* _Provided data_:

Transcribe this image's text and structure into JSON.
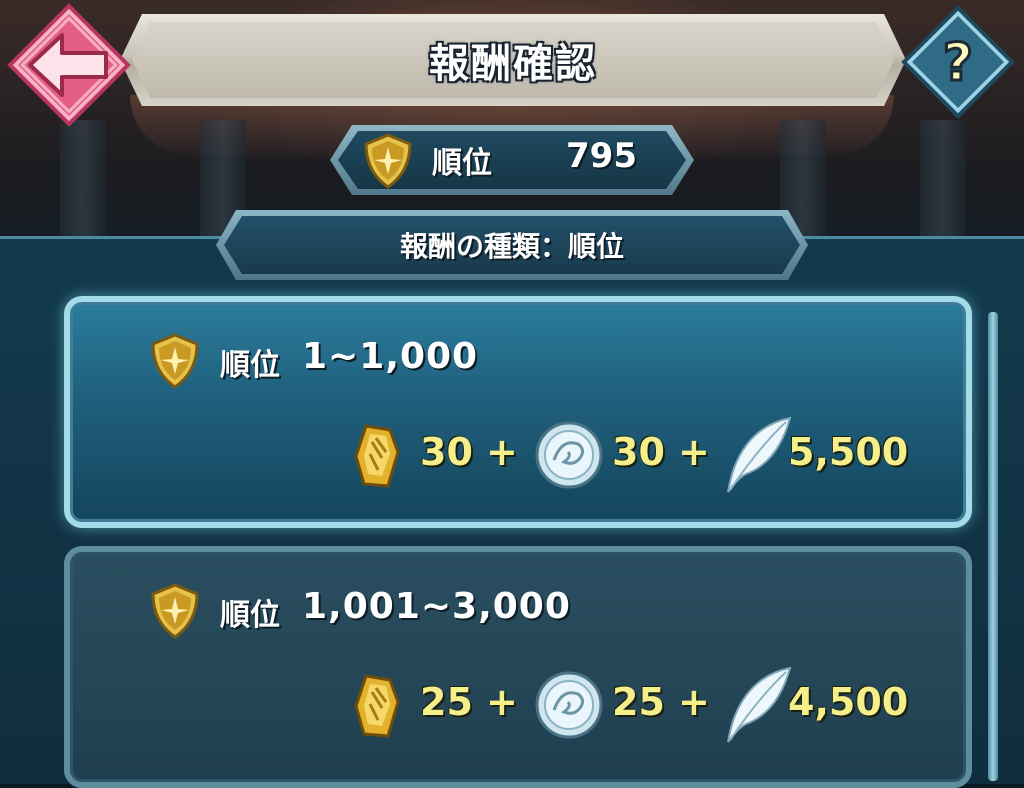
{
  "header": {
    "title": "報酬確認"
  },
  "current_rank": {
    "label": "順位",
    "value": "795"
  },
  "reward_type": {
    "label": "報酬の種類：順位"
  },
  "rewards": [
    {
      "rank_label": "順位",
      "range": "1~1,000",
      "items": [
        {
          "icon": "crest-badge-icon",
          "amount": "30"
        },
        {
          "icon": "divine-coin-icon",
          "amount": "30"
        },
        {
          "icon": "feather-icon",
          "amount": "5,500"
        }
      ]
    },
    {
      "rank_label": "順位",
      "range": "1,001~3,000",
      "items": [
        {
          "icon": "crest-badge-icon",
          "amount": "25"
        },
        {
          "icon": "divine-coin-icon",
          "amount": "25"
        },
        {
          "icon": "feather-icon",
          "amount": "4,500"
        }
      ]
    }
  ],
  "plus_sign": "+",
  "colors": {
    "reward_amount": "#f4ef8a",
    "back_button": "#e35f85",
    "help_button": "#2f6a86"
  }
}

* _Work to do_:
Pictures are not part of the copy; output everything else in the records exactly.

* _Solution for this problem_:
Transcribe this image's text and structure into JSON.
{
  "header": {
    "title": "報酬確認"
  },
  "current_rank": {
    "label": "順位",
    "value": "795"
  },
  "reward_type": {
    "label": "報酬の種類：順位"
  },
  "rewards": [
    {
      "rank_label": "順位",
      "range": "1~1,000",
      "items": [
        {
          "icon": "crest-badge-icon",
          "amount": "30"
        },
        {
          "icon": "divine-coin-icon",
          "amount": "30"
        },
        {
          "icon": "feather-icon",
          "amount": "5,500"
        }
      ]
    },
    {
      "rank_label": "順位",
      "range": "1,001~3,000",
      "items": [
        {
          "icon": "crest-badge-icon",
          "amount": "25"
        },
        {
          "icon": "divine-coin-icon",
          "amount": "25"
        },
        {
          "icon": "feather-icon",
          "amount": "4,500"
        }
      ]
    }
  ],
  "plus_sign": "+",
  "colors": {
    "reward_amount": "#f4ef8a",
    "back_button": "#e35f85",
    "help_button": "#2f6a86"
  }
}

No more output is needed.